What the task asks - From the recorded data below, copy out every line that contains the string "LOGIN".

-------- Information provided --------

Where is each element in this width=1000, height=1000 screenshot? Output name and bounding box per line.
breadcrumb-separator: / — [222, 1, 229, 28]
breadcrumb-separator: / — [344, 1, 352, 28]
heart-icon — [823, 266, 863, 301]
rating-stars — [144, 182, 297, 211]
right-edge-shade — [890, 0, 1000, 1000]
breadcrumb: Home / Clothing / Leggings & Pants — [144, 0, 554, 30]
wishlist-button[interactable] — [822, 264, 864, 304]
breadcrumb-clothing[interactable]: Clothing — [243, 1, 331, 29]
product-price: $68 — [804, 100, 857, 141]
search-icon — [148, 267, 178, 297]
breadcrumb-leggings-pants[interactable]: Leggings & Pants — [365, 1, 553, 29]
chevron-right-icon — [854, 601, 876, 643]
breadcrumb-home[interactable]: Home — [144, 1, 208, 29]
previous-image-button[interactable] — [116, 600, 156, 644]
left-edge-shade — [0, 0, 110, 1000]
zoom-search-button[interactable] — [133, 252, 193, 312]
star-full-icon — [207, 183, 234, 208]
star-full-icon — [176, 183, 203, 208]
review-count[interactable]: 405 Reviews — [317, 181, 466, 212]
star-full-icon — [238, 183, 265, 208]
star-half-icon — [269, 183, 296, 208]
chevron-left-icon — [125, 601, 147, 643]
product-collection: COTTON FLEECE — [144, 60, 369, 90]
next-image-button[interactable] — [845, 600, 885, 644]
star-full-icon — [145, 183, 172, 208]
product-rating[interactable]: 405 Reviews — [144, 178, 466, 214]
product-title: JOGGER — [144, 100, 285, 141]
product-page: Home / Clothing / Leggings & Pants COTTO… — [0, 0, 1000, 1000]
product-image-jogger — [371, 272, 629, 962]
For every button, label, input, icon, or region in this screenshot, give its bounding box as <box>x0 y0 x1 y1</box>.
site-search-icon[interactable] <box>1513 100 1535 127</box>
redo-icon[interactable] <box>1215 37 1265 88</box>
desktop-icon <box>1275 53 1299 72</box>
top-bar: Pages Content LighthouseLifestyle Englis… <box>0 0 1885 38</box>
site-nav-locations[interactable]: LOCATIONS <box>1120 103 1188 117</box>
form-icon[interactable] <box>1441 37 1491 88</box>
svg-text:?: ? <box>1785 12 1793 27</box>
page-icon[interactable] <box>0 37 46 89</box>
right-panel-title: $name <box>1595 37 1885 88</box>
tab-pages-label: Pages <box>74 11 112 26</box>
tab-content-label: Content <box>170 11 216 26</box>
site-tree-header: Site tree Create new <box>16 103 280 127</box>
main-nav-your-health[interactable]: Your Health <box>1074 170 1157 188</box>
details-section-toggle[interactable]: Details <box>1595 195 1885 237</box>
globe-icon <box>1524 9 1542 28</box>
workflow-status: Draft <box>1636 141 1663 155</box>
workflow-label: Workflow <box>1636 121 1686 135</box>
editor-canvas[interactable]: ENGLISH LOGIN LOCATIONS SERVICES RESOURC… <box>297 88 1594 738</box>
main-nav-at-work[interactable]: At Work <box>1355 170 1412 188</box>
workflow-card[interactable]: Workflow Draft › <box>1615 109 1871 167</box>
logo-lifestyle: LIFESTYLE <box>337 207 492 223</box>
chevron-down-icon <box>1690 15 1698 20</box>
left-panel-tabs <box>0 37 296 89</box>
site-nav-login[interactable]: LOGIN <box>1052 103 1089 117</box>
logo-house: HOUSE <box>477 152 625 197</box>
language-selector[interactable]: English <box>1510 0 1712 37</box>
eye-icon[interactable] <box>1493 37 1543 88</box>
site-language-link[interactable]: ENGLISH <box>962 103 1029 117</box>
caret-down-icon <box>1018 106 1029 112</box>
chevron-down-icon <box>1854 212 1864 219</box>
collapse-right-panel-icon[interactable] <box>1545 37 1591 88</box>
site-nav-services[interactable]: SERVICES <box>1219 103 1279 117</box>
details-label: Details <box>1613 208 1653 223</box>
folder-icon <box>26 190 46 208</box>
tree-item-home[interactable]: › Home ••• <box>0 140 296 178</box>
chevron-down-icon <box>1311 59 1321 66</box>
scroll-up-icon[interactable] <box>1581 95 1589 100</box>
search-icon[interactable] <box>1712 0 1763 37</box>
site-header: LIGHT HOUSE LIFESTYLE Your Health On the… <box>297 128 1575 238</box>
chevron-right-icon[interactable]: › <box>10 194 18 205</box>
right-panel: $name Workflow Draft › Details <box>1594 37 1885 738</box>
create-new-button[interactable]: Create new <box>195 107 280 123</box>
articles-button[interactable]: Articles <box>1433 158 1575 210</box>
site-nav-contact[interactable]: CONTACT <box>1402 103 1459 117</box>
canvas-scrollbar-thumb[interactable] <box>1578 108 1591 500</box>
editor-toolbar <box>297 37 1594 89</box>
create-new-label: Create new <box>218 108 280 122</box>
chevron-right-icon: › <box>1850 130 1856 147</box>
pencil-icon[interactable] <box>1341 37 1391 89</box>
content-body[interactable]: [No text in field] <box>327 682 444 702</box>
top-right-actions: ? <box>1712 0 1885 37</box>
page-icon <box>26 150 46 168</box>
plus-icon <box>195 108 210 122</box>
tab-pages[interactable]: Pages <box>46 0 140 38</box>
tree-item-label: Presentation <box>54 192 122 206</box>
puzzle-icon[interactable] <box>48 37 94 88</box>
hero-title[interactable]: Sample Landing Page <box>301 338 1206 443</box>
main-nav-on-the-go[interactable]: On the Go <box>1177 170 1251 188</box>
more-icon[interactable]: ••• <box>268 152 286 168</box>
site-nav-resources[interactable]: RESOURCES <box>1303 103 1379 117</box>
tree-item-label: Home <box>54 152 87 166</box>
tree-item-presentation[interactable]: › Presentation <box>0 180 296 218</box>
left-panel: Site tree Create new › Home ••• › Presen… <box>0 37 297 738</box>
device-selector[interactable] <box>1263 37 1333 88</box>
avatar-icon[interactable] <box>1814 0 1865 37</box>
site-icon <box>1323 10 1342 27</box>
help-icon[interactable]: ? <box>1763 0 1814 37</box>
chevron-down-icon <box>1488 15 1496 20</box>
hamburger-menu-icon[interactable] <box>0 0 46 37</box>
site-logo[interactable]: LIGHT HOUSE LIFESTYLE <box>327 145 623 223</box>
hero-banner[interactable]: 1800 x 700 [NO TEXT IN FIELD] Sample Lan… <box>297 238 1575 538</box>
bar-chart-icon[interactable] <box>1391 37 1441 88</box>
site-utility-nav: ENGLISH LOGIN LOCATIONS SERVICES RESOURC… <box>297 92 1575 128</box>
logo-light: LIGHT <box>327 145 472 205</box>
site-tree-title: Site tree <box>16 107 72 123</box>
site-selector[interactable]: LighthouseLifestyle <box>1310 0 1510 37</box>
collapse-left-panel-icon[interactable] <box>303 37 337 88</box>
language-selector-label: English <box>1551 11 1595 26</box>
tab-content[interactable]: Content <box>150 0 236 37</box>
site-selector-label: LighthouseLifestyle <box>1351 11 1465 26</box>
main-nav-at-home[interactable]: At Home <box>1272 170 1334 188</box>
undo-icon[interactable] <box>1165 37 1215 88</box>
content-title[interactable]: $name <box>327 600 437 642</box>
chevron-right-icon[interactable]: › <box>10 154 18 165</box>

--------

Solution -
editor-canvas[interactable]: ENGLISH LOGIN LOCATIONS SERVICES RESOURC… <box>297 88 1594 738</box>
site-nav-login[interactable]: LOGIN <box>1052 103 1089 117</box>
site-utility-nav: ENGLISH LOGIN LOCATIONS SERVICES RESOURC… <box>297 92 1575 128</box>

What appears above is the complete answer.